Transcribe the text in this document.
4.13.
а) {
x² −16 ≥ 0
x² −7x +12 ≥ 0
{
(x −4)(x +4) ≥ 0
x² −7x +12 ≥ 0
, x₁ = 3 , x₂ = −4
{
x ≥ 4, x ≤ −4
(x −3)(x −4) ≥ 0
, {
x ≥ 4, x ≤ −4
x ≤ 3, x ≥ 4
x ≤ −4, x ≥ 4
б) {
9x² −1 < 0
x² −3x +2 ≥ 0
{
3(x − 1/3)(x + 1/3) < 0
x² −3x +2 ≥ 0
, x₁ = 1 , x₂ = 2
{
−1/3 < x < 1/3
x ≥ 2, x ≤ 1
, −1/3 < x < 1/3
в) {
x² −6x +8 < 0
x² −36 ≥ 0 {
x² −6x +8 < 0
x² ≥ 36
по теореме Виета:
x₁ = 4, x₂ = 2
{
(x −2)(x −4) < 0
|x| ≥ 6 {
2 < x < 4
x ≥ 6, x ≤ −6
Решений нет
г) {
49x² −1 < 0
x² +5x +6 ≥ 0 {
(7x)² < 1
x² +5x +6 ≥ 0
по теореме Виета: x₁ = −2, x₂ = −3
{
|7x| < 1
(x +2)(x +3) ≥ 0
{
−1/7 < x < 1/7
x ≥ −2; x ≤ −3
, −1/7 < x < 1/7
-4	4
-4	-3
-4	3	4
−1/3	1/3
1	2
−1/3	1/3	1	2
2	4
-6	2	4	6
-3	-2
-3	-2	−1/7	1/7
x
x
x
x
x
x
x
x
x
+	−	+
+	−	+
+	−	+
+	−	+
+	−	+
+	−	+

_____

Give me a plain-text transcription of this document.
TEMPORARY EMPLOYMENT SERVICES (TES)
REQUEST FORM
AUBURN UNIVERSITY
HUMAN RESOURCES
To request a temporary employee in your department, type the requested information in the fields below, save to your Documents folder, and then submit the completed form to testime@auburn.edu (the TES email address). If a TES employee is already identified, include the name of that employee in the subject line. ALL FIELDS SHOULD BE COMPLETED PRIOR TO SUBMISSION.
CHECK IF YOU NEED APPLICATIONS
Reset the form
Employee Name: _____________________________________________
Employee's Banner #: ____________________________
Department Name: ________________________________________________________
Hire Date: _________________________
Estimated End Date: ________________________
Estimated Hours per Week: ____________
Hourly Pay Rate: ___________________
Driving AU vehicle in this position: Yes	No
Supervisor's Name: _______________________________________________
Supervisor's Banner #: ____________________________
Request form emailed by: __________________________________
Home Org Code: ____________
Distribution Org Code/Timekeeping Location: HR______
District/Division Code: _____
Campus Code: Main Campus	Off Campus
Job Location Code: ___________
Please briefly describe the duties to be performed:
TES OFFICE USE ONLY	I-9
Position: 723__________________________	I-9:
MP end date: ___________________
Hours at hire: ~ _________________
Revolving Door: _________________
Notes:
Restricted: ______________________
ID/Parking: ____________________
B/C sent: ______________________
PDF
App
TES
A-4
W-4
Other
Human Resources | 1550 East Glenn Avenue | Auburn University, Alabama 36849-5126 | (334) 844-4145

_____

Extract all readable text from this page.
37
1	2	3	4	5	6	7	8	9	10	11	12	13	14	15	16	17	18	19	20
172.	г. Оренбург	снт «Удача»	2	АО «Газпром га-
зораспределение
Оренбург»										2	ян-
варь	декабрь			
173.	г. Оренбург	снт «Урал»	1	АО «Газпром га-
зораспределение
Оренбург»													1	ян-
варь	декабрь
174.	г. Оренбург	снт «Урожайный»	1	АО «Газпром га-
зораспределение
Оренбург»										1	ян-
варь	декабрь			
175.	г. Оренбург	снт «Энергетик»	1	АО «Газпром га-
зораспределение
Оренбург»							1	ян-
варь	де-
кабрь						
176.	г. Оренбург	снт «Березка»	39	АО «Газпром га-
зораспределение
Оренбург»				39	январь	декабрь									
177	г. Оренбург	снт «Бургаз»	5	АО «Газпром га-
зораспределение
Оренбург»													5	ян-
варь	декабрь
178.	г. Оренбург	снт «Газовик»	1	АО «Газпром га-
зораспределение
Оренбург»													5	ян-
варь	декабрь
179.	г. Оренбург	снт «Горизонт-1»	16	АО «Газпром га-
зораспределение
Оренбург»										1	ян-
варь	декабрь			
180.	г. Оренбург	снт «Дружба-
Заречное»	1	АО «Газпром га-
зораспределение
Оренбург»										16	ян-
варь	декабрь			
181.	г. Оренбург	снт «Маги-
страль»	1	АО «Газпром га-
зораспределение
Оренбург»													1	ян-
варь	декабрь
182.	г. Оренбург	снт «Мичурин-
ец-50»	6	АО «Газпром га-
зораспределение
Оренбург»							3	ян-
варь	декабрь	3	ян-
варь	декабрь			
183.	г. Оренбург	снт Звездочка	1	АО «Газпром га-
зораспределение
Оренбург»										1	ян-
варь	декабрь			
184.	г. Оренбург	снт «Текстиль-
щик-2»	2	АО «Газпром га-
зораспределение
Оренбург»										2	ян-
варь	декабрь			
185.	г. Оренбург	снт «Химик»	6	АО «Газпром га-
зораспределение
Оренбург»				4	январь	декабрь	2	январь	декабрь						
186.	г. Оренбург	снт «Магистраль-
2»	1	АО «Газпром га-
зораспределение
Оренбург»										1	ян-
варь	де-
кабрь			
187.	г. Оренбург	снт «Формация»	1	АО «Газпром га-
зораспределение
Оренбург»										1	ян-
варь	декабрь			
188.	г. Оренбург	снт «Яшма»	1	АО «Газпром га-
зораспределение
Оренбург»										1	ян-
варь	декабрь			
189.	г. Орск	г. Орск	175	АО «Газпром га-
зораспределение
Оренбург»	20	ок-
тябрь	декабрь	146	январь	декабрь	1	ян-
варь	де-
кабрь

_____

● **WHAT YOU HAVE TO DO**
Tally how many lines of the data include the word "this". Write the number and nothing else.

● **RESULT BELOW**
4